Short task:
Repeat each of the entries below word for word, leaving out the pictures.

Entries:
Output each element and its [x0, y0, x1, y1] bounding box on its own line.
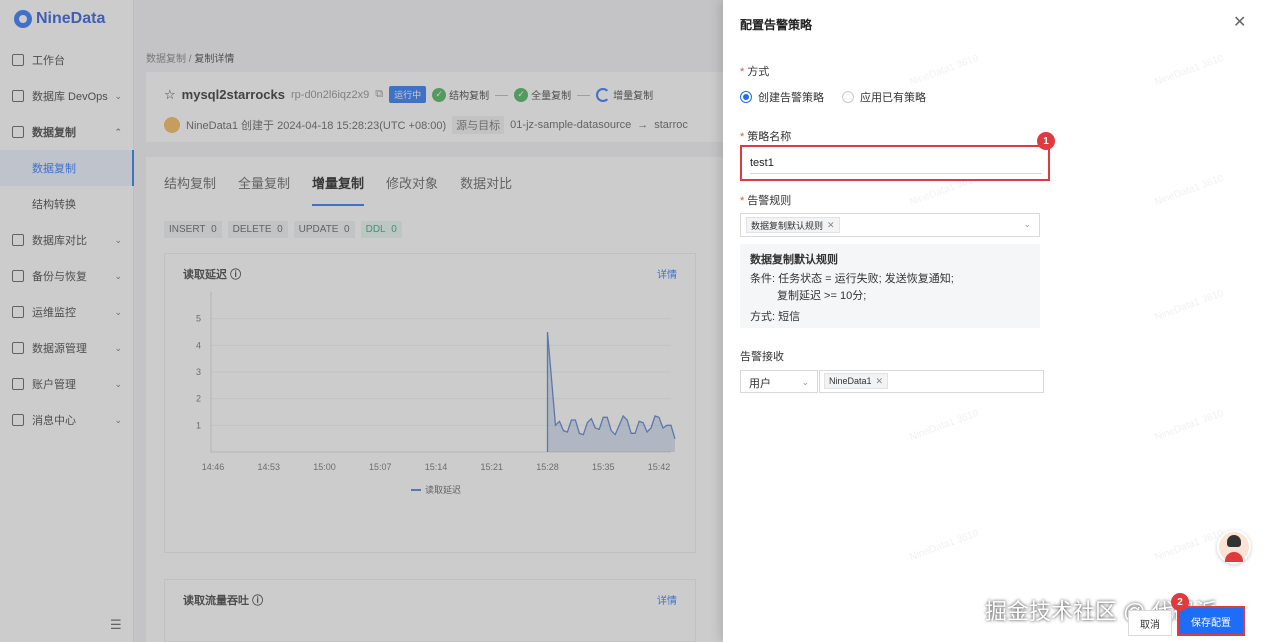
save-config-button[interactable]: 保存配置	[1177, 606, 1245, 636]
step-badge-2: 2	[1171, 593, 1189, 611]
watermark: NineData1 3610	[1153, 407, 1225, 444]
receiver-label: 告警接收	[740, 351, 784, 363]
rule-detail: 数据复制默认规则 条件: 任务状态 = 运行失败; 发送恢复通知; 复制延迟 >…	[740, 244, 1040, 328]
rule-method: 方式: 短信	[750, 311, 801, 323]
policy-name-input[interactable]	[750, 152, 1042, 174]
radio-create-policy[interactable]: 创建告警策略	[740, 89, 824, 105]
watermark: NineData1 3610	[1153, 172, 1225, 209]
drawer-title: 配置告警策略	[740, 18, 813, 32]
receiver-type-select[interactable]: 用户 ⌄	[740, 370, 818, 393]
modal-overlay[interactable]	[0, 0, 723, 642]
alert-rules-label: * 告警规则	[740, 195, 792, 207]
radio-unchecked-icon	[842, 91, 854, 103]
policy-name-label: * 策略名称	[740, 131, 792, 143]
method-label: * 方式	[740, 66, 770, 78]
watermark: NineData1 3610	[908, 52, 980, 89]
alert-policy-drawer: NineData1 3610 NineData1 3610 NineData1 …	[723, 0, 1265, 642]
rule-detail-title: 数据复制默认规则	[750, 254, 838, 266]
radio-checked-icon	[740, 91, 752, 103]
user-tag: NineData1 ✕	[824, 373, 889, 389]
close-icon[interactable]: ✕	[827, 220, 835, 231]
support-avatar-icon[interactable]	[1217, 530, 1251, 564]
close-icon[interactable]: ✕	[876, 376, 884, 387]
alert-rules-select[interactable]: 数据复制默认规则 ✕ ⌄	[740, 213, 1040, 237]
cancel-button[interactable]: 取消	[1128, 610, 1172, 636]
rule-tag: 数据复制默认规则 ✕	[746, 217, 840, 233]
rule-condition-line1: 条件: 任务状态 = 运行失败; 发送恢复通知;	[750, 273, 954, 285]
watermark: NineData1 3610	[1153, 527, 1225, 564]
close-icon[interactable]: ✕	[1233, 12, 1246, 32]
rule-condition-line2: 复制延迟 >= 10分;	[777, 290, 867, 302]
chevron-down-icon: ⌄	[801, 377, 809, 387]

Task result:
Output each element and its [x0, y0, x1, y1] bounding box on its own line.
save-config-button[interactable]: 保存配置	[1177, 606, 1245, 636]
step-badge-2: 2	[1171, 593, 1189, 611]
watermark: NineData1 3610	[1153, 407, 1225, 444]
receiver-label: 告警接收	[740, 351, 784, 363]
rule-detail: 数据复制默认规则 条件: 任务状态 = 运行失败; 发送恢复通知; 复制延迟 >…	[740, 244, 1040, 328]
rule-method: 方式: 短信	[750, 311, 801, 323]
policy-name-input[interactable]	[750, 152, 1042, 174]
radio-create-policy[interactable]: 创建告警策略	[740, 89, 824, 105]
watermark: NineData1 3610	[1153, 172, 1225, 209]
drawer-title: 配置告警策略	[740, 18, 813, 32]
receiver-type-select[interactable]: 用户 ⌄	[740, 370, 818, 393]
modal-overlay[interactable]	[0, 0, 723, 642]
alert-rules-label: * 告警规则	[740, 195, 792, 207]
radio-unchecked-icon	[842, 91, 854, 103]
policy-name-label: * 策略名称	[740, 131, 792, 143]
method-label: * 方式	[740, 66, 770, 78]
watermark: NineData1 3610	[908, 52, 980, 89]
alert-policy-drawer: NineData1 3610 NineData1 3610 NineData1 …	[723, 0, 1265, 642]
rule-detail-title: 数据复制默认规则	[750, 254, 838, 266]
radio-checked-icon	[740, 91, 752, 103]
user-tag: NineData1 ✕	[824, 373, 889, 389]
close-icon[interactable]: ✕	[827, 220, 835, 231]
support-avatar-icon[interactable]	[1217, 530, 1251, 564]
close-icon[interactable]: ✕	[876, 376, 884, 387]
alert-rules-select[interactable]: 数据复制默认规则 ✕ ⌄	[740, 213, 1040, 237]
cancel-button[interactable]: 取消	[1128, 610, 1172, 636]
rule-tag: 数据复制默认规则 ✕	[746, 217, 840, 233]
rule-condition-line1: 条件: 任务状态 = 运行失败; 发送恢复通知;	[750, 273, 954, 285]
watermark: NineData1 3610	[1153, 527, 1225, 564]
close-icon[interactable]: ✕	[1233, 12, 1246, 32]
rule-condition-line2: 复制延迟 >= 10分;	[777, 290, 867, 302]
chevron-down-icon: ⌄	[801, 377, 809, 387]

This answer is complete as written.